• YOUR INSTRUCTIONS: Report back each line of the records that contains the string "ylabel".

• LISTED ENTRIES:
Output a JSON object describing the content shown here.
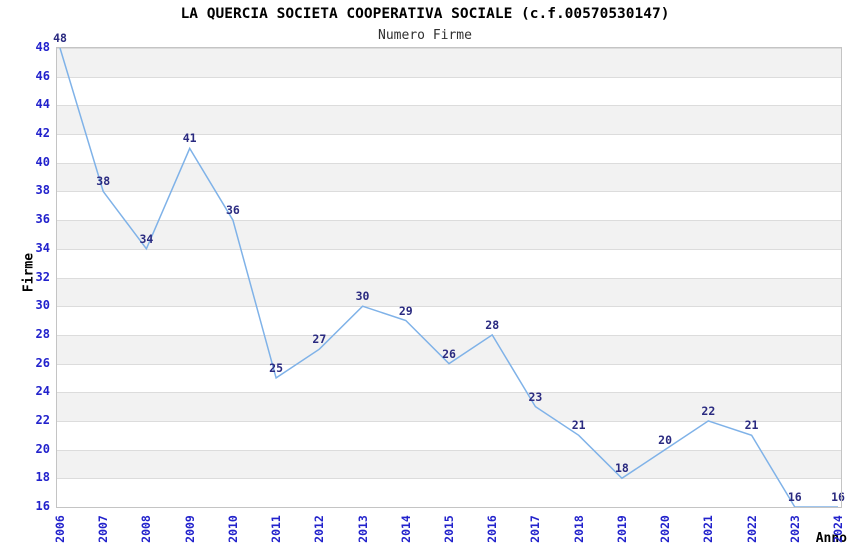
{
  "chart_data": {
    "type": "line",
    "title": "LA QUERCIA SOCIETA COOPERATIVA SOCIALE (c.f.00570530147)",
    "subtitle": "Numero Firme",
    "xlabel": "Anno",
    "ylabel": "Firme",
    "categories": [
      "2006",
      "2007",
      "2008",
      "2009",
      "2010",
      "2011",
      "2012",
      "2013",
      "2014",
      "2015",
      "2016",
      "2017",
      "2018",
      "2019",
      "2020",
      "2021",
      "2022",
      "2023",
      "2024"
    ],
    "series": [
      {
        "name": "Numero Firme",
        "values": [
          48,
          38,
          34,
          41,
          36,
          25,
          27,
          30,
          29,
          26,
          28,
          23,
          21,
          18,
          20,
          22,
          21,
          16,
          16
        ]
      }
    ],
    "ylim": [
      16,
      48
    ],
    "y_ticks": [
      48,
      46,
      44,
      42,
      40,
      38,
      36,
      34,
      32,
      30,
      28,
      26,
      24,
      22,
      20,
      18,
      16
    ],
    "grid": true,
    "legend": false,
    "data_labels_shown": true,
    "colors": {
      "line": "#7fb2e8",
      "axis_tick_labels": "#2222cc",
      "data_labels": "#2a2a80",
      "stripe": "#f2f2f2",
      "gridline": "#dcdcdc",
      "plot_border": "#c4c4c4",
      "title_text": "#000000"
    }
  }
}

==

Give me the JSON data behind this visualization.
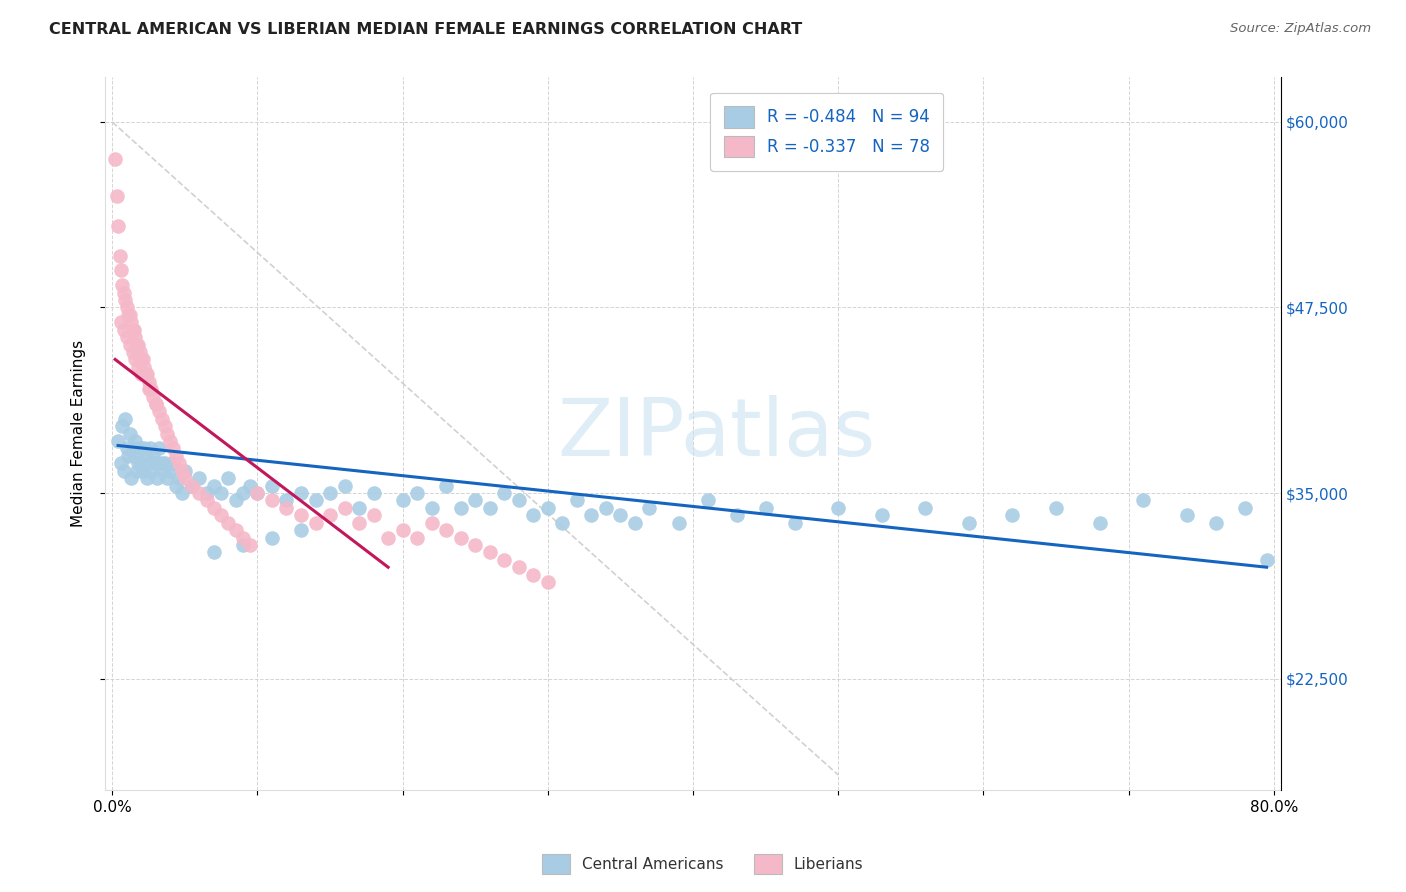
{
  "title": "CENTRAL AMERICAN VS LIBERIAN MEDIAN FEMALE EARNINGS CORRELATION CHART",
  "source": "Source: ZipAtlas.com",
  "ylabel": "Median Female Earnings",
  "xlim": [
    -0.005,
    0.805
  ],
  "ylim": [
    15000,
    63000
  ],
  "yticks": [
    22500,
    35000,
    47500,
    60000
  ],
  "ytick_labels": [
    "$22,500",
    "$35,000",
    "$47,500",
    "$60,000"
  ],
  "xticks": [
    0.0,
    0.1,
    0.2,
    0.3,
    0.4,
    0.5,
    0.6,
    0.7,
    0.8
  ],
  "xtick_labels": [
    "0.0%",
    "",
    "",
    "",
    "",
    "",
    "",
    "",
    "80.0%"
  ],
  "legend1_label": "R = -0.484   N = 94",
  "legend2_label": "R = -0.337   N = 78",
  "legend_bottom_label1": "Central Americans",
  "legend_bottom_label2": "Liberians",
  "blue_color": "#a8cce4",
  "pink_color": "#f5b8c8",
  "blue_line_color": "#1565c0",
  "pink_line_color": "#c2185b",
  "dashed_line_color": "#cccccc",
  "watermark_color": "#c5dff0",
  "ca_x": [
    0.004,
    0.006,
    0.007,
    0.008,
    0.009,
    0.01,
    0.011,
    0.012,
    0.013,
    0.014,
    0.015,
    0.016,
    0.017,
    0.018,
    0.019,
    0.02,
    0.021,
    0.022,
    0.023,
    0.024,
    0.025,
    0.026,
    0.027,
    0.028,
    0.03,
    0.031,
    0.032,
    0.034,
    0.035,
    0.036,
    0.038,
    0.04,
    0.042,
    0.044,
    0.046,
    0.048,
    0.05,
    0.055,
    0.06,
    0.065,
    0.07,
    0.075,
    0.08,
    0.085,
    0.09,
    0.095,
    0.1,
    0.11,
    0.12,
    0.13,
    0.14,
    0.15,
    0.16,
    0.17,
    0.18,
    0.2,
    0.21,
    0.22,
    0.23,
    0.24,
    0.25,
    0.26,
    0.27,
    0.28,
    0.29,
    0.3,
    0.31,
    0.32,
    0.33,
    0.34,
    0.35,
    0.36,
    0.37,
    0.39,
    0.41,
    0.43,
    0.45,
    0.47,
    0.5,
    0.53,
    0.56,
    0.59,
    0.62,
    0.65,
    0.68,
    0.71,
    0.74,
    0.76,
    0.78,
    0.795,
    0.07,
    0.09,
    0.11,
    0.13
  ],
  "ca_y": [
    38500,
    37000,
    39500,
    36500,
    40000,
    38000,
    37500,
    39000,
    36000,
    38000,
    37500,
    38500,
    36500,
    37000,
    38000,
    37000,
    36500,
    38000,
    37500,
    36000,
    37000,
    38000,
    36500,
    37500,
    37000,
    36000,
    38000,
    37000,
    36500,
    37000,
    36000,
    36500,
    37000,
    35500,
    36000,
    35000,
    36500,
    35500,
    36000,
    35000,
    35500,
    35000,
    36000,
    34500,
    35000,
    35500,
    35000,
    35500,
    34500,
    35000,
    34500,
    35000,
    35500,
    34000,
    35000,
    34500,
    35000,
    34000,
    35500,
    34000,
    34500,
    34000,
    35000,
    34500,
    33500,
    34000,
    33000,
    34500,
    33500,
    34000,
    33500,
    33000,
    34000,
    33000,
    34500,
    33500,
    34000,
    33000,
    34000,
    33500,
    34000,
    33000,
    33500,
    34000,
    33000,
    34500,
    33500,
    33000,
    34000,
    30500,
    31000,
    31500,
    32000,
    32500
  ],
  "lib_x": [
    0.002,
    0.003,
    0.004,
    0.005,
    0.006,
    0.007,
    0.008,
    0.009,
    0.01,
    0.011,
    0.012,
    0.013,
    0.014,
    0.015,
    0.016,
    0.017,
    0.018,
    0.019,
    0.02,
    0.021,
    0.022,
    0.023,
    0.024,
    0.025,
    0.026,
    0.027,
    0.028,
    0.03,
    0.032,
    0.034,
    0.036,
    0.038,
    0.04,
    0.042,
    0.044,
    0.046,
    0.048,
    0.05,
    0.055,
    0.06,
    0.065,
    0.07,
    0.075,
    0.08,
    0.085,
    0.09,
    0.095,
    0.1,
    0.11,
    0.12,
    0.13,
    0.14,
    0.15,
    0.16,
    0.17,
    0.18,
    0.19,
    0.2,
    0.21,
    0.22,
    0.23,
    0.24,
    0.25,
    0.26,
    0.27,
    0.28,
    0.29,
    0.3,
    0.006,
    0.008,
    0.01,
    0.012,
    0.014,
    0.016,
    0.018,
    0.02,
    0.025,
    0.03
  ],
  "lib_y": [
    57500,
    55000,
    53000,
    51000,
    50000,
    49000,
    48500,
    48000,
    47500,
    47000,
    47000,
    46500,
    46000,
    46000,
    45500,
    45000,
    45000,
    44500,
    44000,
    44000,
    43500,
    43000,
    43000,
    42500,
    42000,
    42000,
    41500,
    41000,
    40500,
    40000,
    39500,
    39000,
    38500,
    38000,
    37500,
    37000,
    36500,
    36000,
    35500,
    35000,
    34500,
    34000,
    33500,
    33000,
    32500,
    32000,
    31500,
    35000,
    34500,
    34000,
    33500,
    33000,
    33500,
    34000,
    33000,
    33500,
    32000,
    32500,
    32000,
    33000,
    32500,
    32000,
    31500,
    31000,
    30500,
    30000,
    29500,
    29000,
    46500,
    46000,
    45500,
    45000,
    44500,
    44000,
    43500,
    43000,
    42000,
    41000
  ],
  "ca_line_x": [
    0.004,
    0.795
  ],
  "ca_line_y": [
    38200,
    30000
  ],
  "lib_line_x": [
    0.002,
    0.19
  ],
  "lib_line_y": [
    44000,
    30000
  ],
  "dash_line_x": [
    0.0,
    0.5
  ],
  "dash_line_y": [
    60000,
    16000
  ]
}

• FULL OUTPUT:
    "ylabel": "Firme",
  "ylabel": "Median Female Earnings",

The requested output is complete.